- WHAT TO PRODUCE
Gather each line of the entries below that includes "ценных".

(Data records)
##########
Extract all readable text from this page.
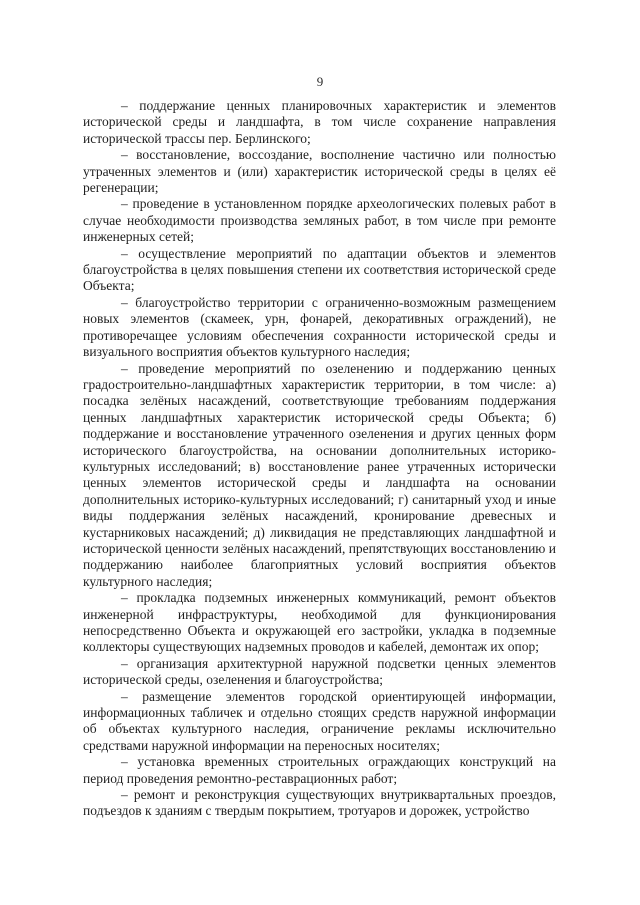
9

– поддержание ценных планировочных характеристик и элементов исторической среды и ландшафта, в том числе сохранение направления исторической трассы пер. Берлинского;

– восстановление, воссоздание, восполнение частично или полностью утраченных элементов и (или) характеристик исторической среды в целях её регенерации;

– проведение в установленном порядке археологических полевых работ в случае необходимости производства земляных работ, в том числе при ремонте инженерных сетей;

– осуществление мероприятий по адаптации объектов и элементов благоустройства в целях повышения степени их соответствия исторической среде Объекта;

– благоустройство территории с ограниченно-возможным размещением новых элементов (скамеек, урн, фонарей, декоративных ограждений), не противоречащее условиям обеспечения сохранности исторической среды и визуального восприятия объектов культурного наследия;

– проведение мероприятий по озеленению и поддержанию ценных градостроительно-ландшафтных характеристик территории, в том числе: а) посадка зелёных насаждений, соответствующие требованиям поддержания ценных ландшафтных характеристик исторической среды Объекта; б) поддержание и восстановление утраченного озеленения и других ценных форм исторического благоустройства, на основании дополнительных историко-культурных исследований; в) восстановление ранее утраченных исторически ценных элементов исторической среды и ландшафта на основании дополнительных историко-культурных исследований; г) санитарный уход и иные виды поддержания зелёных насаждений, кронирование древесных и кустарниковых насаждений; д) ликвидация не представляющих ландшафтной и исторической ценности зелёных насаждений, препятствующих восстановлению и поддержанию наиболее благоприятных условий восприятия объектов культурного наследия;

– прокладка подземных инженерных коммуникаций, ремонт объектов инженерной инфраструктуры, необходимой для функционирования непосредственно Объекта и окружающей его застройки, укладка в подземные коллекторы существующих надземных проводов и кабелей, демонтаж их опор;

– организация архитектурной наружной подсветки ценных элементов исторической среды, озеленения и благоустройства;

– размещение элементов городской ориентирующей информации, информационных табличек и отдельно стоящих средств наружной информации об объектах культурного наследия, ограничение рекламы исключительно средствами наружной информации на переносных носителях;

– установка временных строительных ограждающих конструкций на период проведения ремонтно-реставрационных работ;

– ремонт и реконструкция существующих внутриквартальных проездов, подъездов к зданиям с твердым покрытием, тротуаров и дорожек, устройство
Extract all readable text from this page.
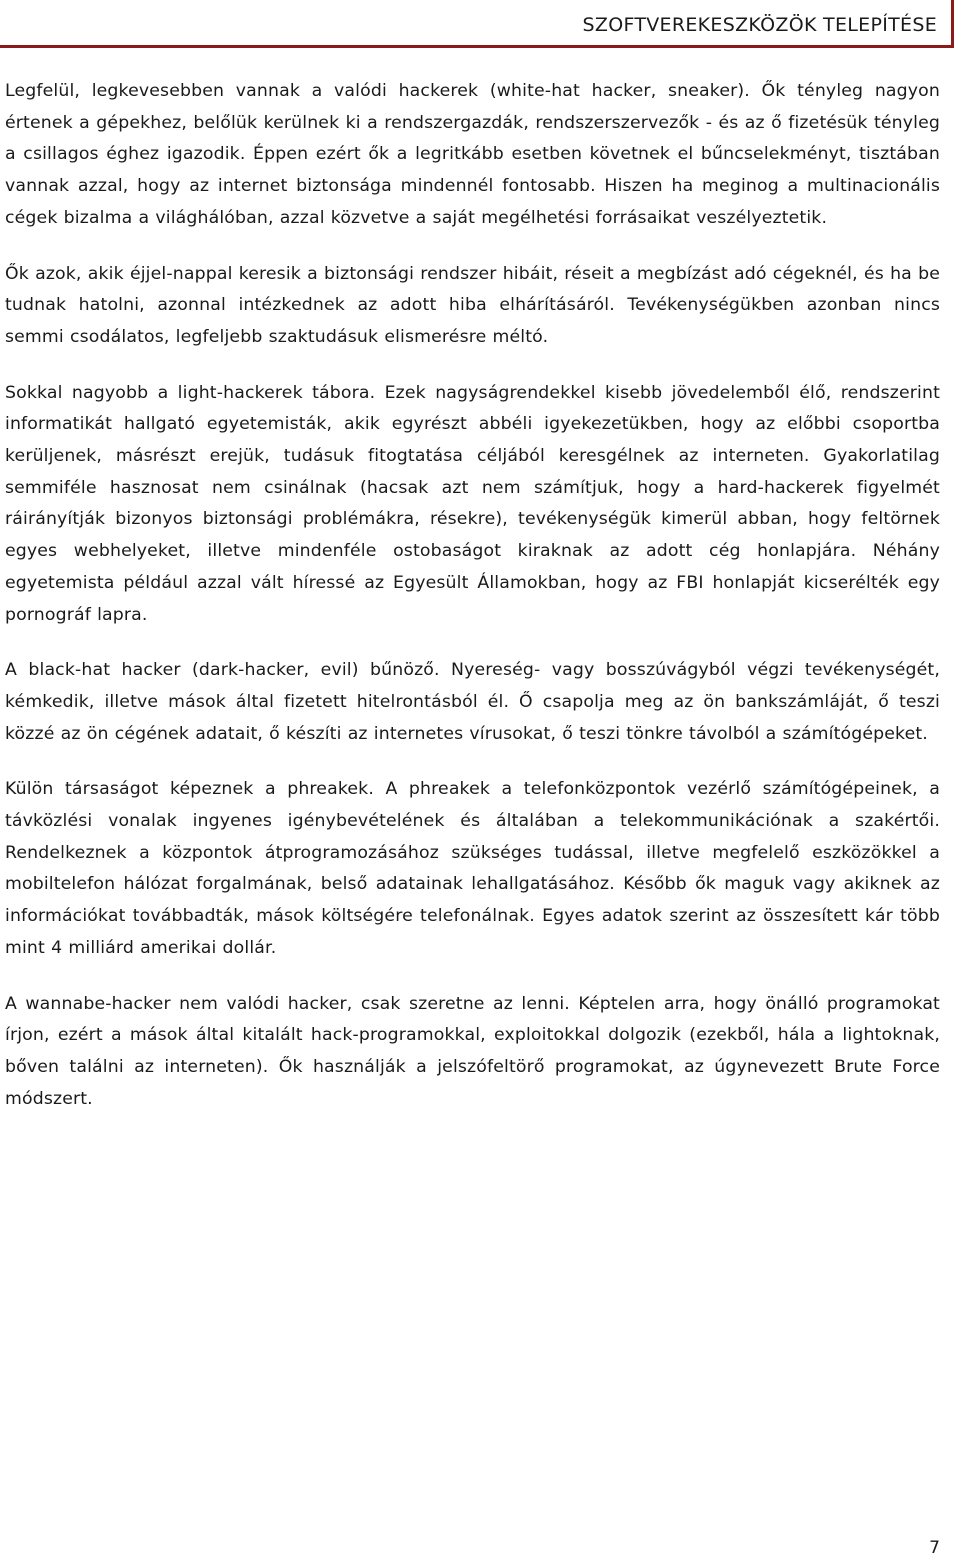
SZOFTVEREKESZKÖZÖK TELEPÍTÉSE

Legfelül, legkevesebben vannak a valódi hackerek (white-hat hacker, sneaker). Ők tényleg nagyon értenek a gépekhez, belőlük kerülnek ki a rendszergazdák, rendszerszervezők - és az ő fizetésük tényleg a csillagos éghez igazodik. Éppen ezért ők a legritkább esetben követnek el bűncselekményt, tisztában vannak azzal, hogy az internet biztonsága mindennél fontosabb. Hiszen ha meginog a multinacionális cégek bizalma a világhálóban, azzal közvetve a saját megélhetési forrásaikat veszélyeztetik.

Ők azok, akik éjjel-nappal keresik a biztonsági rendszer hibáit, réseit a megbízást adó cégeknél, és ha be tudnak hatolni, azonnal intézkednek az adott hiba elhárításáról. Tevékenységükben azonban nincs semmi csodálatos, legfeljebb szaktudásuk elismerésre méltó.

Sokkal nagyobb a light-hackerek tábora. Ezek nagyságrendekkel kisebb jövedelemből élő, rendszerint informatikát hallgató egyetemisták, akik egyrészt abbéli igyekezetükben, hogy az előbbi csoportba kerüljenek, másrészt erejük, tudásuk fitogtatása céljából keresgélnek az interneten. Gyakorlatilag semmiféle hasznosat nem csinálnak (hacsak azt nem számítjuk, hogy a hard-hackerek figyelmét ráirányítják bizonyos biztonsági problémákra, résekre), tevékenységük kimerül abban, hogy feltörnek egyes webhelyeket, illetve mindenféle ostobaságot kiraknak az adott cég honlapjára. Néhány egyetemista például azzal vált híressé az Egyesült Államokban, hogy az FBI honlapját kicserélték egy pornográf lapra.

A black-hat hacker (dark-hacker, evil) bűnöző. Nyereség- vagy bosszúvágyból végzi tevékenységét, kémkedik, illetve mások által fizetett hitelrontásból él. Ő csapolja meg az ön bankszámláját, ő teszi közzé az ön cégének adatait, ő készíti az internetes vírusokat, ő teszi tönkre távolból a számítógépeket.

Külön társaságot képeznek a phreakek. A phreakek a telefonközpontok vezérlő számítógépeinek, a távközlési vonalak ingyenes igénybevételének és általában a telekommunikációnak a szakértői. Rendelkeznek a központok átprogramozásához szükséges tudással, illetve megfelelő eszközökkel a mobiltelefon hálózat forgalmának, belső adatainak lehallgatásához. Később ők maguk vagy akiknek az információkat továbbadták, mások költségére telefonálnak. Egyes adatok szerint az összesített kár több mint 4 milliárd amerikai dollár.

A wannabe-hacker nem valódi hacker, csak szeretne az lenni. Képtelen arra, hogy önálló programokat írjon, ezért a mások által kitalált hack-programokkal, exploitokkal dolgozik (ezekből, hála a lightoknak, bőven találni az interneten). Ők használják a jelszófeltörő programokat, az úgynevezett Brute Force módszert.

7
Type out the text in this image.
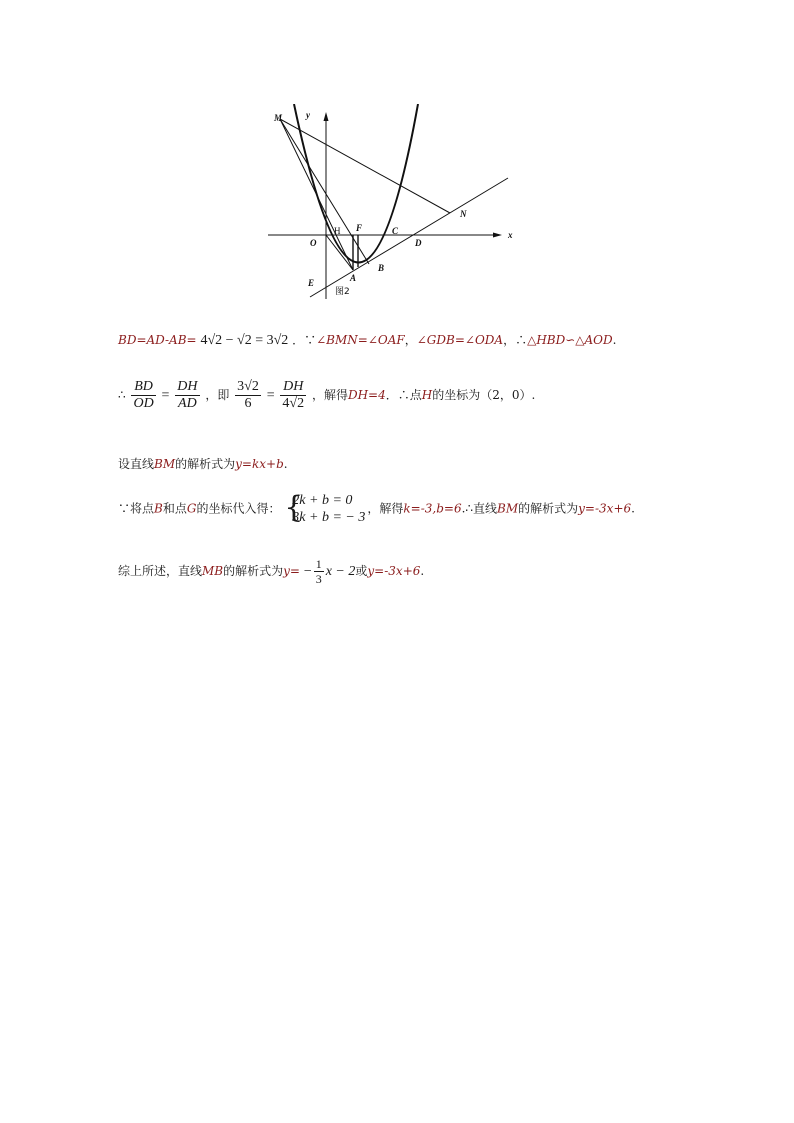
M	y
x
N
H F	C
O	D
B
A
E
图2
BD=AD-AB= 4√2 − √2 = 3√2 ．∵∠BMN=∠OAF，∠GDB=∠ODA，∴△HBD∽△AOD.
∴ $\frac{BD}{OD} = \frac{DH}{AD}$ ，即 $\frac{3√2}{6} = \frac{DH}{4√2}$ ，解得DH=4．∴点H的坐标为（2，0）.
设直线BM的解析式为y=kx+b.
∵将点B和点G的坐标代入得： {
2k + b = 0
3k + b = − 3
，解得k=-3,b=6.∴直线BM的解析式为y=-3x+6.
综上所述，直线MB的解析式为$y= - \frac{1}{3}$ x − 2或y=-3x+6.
##########
- RESPONSE TO THE EXERCISE
– поддержание ценных планировочных характеристик и элементов исторической среды и ландшафта, в том числе сохранение направления исторической трассы пер. Берлинского;
– проведение мероприятий по озеленению и поддержанию ценных градостроительно-ландшафтных характеристик территории, в том числе: а) посадка зелёных насаждений, соответствующие требованиям поддержания ценных ландшафтных характеристик исторической среды Объекта; б) поддержание и восстановление утраченного озеленения и других ценных форм исторического благоустройства, на основании дополнительных историко-культурных исследований; в) восстановление ранее утраченных исторически ценных элементов исторической среды и ландшафта на основании дополнительных историко-культурных исследований; г) санитарный уход и иные виды поддержания зелёных насаждений, кронирование древесных и кустарниковых насаждений; д) ликвидация не представляющих ландшафтной и исторической ценности зелёных насаждений, препятствующих восстановлению и поддержанию наиболее благоприятных условий восприятия объектов культурного наследия;
– организация архитектурной наружной подсветки ценных элементов исторической среды, озеленения и благоустройства;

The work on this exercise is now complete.